The Company is currently aware of 116 sites with which it may be associated, including 59, which are Company-owned. With respect to non-owned sites, the Company may be required to contribute some proportionate share of remedial costs. Although one party can, as a matter of law, be held liable for all of the remedial costs at a site, regardless of fault, in practice costs are usually allocated among Potentially Responsible Parties (“PRPs”). The Company has denied any responsibility at certain of these PRP sites and is contesting liability accordingly. At non-owned manufactured gas plant sites, the Company may bear full or partial responsibility for remedial costs.

Investigations at each of the Company-owned sites are designed to: (1) determine if environmental contamination problems exist; (2) if necessary, determine the appropriate remedial actions; and (3) where appropriate, identify other parties who should bear some or all of the cost of remediation. Legal action against such other parties will be initiated where appropriate. As site investigations are completed, the Company expects to determine site-specific remedial actions and to estimate the attendant costs for restoration. However, since investigations and regulatory reviews are ongoing for most sites, the estimated cost of remedial action is subject to change.

The Company determines site liabilities through feasibility studies or engineering estimates, the Company’s estimated share of a PRP allocation, or, where no better estimate is available, the low end of a range of possible outcomes is used. Estimates of the cost of remediation and post-remedial monitoring are based upon a variety of factors, including identified or potential contaminants, location, size and use of the site, proximity to sensitive resources, status of regulatory investigation, and knowledge of activities at similarly situated sites. Actual expenditures are dependent upon the total cost of investigation and remediation and the ultimate determination of the Company’s share of responsibility for such costs, as well as the financial viability of other identified responsible parties since clean-up obligations are joint and several. It is more difficult to estimate the costs to remediate certain non-owned sites, since they primarily relate to sites that have been owned and operated by other parties and because they have not undergone site investigations.

As a consequence of site characterizations and assessments completed to date and negotiations with other PRPs or with the appropriate environmental regulatory agency, the Company has accrued a liability in the amount of $327 million which is reflected in the Company’s Consolidated Balance Sheets at June 30, 2003. The potential high end of the range is presently estimated at approximately $550 million.

The Merger Rate Plan provides for the continued application of deferral accounting for variations in spending from amounts provided in rates. The Company has recorded a regulatory asset representing the investigation, remediation, and monitoring obligations to be recovered from ratepayers. As a result, the Company does not believe that site investigation and remediation costs will have a material adverse effect on its results of operations or financial condition.

Legal matters:
Alliance for Municipal Power v. New York State Public Service Commission
On February 17, 2003, the Alliance for Municipal Power (“AMP”) filed with the New York state court a petition for review of decisions by the New York State Public Service Commission (the “PSC”) that maintain the PSC’s established policy of using average distribution rates when calculating the exit fees that may be charged to municipalities that seek to leave the Company’s system and establish their own municipal light departments. Changes in the methodology for the calculation of the exit fee are not likely to have a material effect on the Company’s financial statements. However, AMP’s petition for review also challenges the lawfulness of the Company’s collection of exit fees from departing municipalities, regardless of the methodology used to calculate those fees. If the court were to rule that the Company is not authorized to collect exit fees, and if the AMP communities proceeded with their plans to municipalize power, the Company could experience a significant shortfall of revenue. In addition, such a ruling could encourage other municipalities to consider municipalizing. The Company would seek to defer any lost revenue for eventual recovery from its remaining customers pursuant to the terms of its rate plan. The Company believes that it has strong defenses to AMP’s petition and is contesting the petition vigorously.

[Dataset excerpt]

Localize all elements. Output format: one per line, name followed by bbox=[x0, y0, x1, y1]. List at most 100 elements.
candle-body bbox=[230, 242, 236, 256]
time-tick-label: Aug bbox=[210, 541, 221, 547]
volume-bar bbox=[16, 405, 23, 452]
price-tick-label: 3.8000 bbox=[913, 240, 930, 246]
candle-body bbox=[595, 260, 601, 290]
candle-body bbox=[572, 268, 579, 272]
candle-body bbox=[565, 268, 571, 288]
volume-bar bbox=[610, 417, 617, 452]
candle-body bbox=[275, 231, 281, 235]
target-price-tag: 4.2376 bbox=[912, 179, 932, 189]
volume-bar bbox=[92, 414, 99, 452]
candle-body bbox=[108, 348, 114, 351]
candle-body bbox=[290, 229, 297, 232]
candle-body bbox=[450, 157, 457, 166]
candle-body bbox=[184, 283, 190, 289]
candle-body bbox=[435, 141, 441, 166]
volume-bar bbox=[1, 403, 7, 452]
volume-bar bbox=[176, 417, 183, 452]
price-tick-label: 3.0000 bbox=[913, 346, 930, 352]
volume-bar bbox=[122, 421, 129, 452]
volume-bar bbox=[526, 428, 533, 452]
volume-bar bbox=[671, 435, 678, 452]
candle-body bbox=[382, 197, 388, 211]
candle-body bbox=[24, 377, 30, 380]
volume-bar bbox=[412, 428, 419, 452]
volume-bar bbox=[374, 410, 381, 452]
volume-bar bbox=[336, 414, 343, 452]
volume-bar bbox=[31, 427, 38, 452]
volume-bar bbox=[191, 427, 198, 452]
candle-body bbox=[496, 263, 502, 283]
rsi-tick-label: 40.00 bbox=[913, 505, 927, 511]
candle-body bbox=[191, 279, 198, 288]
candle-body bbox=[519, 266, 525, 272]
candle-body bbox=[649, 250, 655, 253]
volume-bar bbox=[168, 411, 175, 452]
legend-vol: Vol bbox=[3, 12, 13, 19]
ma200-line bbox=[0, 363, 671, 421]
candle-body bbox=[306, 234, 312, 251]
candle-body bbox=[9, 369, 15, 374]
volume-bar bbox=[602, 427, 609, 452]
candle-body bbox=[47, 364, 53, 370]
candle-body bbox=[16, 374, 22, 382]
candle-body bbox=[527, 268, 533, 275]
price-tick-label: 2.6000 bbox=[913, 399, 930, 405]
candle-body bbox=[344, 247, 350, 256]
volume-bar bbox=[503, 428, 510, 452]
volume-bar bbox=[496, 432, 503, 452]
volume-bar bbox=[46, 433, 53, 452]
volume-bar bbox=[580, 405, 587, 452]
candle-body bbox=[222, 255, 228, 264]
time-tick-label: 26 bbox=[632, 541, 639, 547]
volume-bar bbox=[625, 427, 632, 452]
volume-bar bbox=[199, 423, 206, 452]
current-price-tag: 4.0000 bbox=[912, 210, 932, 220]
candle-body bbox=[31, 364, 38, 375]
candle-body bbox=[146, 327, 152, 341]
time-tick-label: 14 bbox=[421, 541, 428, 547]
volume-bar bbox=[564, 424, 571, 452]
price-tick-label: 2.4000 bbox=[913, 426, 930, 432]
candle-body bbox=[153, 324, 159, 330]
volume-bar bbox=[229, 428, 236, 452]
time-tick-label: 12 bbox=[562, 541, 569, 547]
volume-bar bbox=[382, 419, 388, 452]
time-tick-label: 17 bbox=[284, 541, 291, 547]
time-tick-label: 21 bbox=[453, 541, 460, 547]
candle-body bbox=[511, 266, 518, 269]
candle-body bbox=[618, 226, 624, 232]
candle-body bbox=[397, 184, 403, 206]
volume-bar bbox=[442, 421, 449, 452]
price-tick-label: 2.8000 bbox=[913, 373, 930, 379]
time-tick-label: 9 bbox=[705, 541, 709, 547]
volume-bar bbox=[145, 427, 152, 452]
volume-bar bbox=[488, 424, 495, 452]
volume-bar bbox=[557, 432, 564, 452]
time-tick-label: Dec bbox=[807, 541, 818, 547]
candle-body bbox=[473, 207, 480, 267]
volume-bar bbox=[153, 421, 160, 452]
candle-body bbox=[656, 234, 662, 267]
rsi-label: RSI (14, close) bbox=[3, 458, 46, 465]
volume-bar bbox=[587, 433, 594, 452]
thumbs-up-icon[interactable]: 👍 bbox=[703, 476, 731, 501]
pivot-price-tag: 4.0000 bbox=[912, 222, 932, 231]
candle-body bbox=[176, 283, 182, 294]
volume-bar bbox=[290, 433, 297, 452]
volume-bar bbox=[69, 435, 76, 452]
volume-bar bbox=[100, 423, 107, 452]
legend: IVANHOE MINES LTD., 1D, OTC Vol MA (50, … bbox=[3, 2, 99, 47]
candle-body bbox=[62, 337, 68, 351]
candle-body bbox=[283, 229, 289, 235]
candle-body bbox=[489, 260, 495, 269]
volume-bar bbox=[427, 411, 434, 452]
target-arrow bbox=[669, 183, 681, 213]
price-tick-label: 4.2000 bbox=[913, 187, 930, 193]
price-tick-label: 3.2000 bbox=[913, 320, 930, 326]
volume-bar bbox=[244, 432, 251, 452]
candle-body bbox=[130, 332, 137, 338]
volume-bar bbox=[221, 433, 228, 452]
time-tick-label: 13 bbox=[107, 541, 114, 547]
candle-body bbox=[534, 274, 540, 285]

■ Set task 1:
In the entries, starting with the first line and going on through the line with "volume-bar bbox=[610, 417, 617, 452]", replace "candle-body" with "candle-rect". Leave everything else in those lines unchanged.
■ Set task 2:
Continue the text on the Company's site remediation costs and legal matters from the point where it ends.

■ Final answer 1:
Localize all elements. Output format: one per line, name followed by bbox=[x0, y0, x1, y1]. List at most 100 elements.
candle-rect bbox=[230, 242, 236, 256]
time-tick-label: Aug bbox=[210, 541, 221, 547]
volume-bar bbox=[16, 405, 23, 452]
price-tick-label: 3.8000 bbox=[913, 240, 930, 246]
candle-rect bbox=[595, 260, 601, 290]
candle-rect bbox=[572, 268, 579, 272]
candle-rect bbox=[565, 268, 571, 288]
volume-bar bbox=[610, 417, 617, 452]

■ Final answer 2:
New York State v. Niagara Mohawk Power Corp. et al.
On January 10, 2002, New York State filed a civil action against the Company and NRG Energy, Inc. in federal district court in Buffalo, New York, for alleged violations of the federal Clean Air Act and related state environmental laws at the Dunkirk and Huntley power plants, which the Company sold in 1999 to affiliates of NRG Energy, Inc. (collectively, “NRG”). The state alleged, among other things, that between 1982 and 1999, the Company modified the two plants 55 times without obtaining proper preconstruction permits and implementing proper pollution equipment controls. The state sought, among other relief, statutory penalties under the Clean Air Act, which could have a maximum value of $25,000 to $27,500 per day per violation.

The Company and NRG moved to dismiss the complaint on statute of limitations and other grounds in 2002, and on March 27, 2003, the court granted the motions in part, holding that the violations of the Clean Air Act prior to November 1996 were barred by the federal five-year statute of limitations, and that related state statutory violations prior to November 1999 were barred by the state three-year statute of limitations. This eliminated the Company’s potential exposure to statutory daily penalties prior to these dates. At the same time, the court preserved the state’s non-regulatory claims against the Company and dismissed NRG from the suit.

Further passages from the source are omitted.